Goal of the exercise :: Give the entries again, word for word.

=== Record set ===

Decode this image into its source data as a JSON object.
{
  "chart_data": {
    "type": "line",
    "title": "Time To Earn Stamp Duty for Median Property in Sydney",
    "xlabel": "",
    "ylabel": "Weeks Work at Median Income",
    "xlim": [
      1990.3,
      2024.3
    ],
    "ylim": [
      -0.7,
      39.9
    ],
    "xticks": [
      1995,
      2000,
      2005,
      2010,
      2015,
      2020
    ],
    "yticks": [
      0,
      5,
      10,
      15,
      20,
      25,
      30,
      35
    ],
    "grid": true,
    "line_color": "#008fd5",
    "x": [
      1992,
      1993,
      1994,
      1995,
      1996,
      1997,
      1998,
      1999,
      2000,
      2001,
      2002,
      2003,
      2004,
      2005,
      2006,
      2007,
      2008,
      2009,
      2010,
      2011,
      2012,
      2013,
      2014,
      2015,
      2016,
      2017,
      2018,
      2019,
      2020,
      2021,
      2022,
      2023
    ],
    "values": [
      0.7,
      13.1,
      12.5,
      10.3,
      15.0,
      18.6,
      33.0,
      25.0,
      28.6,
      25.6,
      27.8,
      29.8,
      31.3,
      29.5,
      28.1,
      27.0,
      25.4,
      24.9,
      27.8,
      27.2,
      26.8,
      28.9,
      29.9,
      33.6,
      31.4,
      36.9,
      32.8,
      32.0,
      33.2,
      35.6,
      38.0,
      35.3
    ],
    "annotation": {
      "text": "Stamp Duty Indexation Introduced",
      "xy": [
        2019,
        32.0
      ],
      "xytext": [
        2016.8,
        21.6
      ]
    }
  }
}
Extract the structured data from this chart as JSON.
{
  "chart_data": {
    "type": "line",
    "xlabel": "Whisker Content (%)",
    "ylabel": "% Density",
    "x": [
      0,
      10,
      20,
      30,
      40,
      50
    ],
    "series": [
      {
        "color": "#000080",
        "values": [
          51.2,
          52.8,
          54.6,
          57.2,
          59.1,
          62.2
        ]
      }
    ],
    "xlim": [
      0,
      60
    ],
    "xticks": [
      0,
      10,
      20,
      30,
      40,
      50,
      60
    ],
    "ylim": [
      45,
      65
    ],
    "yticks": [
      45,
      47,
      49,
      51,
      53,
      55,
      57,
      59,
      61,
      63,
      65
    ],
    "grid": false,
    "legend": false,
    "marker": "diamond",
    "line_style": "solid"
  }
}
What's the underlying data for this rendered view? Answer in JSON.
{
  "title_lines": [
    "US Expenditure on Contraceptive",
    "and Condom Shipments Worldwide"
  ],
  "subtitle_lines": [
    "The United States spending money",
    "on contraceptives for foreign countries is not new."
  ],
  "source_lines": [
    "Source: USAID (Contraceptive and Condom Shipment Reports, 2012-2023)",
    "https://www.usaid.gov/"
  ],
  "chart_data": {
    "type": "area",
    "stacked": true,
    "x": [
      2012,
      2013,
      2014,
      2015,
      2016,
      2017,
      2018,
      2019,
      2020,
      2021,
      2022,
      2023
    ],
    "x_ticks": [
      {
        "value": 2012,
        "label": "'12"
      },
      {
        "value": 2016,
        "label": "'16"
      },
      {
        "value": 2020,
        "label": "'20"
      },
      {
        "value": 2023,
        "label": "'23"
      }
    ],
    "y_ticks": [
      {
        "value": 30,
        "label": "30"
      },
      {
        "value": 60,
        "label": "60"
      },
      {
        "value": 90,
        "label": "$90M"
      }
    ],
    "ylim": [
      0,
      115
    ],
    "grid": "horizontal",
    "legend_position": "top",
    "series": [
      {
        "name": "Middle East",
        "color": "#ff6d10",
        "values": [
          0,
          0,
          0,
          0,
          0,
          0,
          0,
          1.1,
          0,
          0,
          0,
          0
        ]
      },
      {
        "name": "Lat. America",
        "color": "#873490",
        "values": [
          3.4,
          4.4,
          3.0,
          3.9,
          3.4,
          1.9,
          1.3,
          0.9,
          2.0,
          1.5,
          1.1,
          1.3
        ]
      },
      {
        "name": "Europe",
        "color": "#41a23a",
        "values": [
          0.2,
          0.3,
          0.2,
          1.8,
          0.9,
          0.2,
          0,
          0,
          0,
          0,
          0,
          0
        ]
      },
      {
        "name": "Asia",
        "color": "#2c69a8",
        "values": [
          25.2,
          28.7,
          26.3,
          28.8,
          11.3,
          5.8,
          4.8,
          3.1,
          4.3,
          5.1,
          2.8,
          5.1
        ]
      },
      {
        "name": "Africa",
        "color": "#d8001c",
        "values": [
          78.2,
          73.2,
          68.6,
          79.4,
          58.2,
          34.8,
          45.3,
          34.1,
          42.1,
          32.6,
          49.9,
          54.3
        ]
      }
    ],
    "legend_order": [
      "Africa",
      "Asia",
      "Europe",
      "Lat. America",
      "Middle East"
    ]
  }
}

===

Task output ::
Decode this image into its source data as a JSON object.
{
  "chart_data": {
    "type": "line",
    "title": "Time To Earn Stamp Duty for Median Property in Sydney",
    "xlabel": "",
    "ylabel": "Weeks Work at Median Income",
    "xlim": [
      1990.3,
      2024.3
    ],
    "ylim": [
      -0.7,
      39.9
    ],
    "xticks": [
      1995,
      2000,
      2005,
      2010,
      2015,
      2020
    ],
    "yticks": [
      0,
      5,
      10,
      15,
      20,
      25,
      30,
      35
    ],
    "grid": true,
    "line_color": "#008fd5",
    "x": [
      1992,
      1993,
      1994,
      1995,
      1996,
      1997,
      1998,
      1999,
      2000,
      2001,
      2002,
      2003,
      2004,
      2005,
      2006,
      2007,
      2008,
      2009,
      2010,
      2011,
      2012,
      2013,
      2014,
      2015,
      2016,
      2017,
      2018,
      2019,
      2020,
      2021,
      2022,
      2023
    ],
    "values": [
      0.7,
      13.1,
      12.5,
      10.3,
      15.0,
      18.6,
      33.0,
      25.0,
      28.6,
      25.6,
      27.8,
      29.8,
      31.3,
      29.5,
      28.1,
      27.0,
      25.4,
      24.9,
      27.8,
      27.2,
      26.8,
      28.9,
      29.9,
      33.6,
      31.4,
      36.9,
      32.8,
      32.0,
      33.2,
      35.6,
      38.0,
      35.3
    ],
    "annotation": {
      "text": "Stamp Duty Indexation Introduced",
      "xy": [
        2019,
        32.0
      ],
      "xytext": [
        2016.8,
        21.6
      ]
    }
  }
}
Extract the structured data from this chart as JSON.
{
  "chart_data": {
    "type": "line",
    "xlabel": "Whisker Content (%)",
    "ylabel": "% Density",
    "x": [
      0,
      10,
      20,
      30,
      40,
      50
    ],
    "series": [
      {
        "color": "#000080",
        "values": [
          51.2,
          52.8,
          54.6,
          57.2,
          59.1,
          62.2
        ]
      }
    ],
    "xlim": [
      0,
      60
    ],
    "xticks": [
      0,
      10,
      20,
      30,
      40,
      50,
      60
    ],
    "ylim": [
      45,
      65
    ],
    "yticks": [
      45,
      47,
      49,
      51,
      53,
      55,
      57,
      59,
      61,
      63,
      65
    ],
    "grid": false,
    "legend": false,
    "marker": "diamond",
    "line_style": "solid"
  }
}
What's the underlying data for this rendered view? Answer in JSON.
{
  "title_lines": [
    "US Expenditure on Contraceptive",
    "and Condom Shipments Worldwide"
  ],
  "subtitle_lines": [
    "The United States spending money",
    "on contraceptives for foreign countries is not new."
  ],
  "source_lines": [
    "Source: USAID (Contraceptive and Condom Shipment Reports, 2012-2023)",
    "https://www.usaid.gov/"
  ],
  "chart_data": {
    "type": "area",
    "stacked": true,
    "x": [
      2012,
      2013,
      2014,
      2015,
      2016,
      2017,
      2018,
      2019,
      2020,
      2021,
      2022,
      2023
    ],
    "x_ticks": [
      {
        "value": 2012,
        "label": "'12"
      },
      {
        "value": 2016,
        "label": "'16"
      },
      {
        "value": 2020,
        "label": "'20"
      },
      {
        "value": 2023,
        "label": "'23"
      }
    ],
    "y_ticks": [
      {
        "value": 30,
        "label": "30"
      },
      {
        "value": 60,
        "label": "60"
      },
      {
        "value": 90,
        "label": "$90M"
      }
    ],
    "ylim": [
      0,
      115
    ],
    "grid": "horizontal",
    "legend_position": "top",
    "series": [
      {
        "name": "Middle East",
        "color": "#ff6d10",
        "values": [
          0,
          0,
          0,
          0,
          0,
          0,
          0,
          1.1,
          0,
          0,
          0,
          0
        ]
      },
      {
        "name": "Lat. America",
        "color": "#873490",
        "values": [
          3.4,
          4.4,
          3.0,
          3.9,
          3.4,
          1.9,
          1.3,
          0.9,
          2.0,
          1.5,
          1.1,
          1.3
        ]
      },
      {
        "name": "Europe",
        "color": "#41a23a",
        "values": [
          0.2,
          0.3,
          0.2,
          1.8,
          0.9,
          0.2,
          0,
          0,
          0,
          0,
          0,
          0
        ]
      },
      {
        "name": "Asia",
        "color": "#2c69a8",
        "values": [
          25.2,
          28.7,
          26.3,
          28.8,
          11.3,
          5.8,
          4.8,
          3.1,
          4.3,
          5.1,
          2.8,
          5.1
        ]
      },
      {
        "name": "Africa",
        "color": "#d8001c",
        "values": [
          78.2,
          73.2,
          68.6,
          79.4,
          58.2,
          34.8,
          45.3,
          34.1,
          42.1,
          32.6,
          49.9,
          54.3
        ]
      }
    ],
    "legend_order": [
      "Africa",
      "Asia",
      "Europe",
      "Lat. America",
      "Middle East"
    ]
  }
}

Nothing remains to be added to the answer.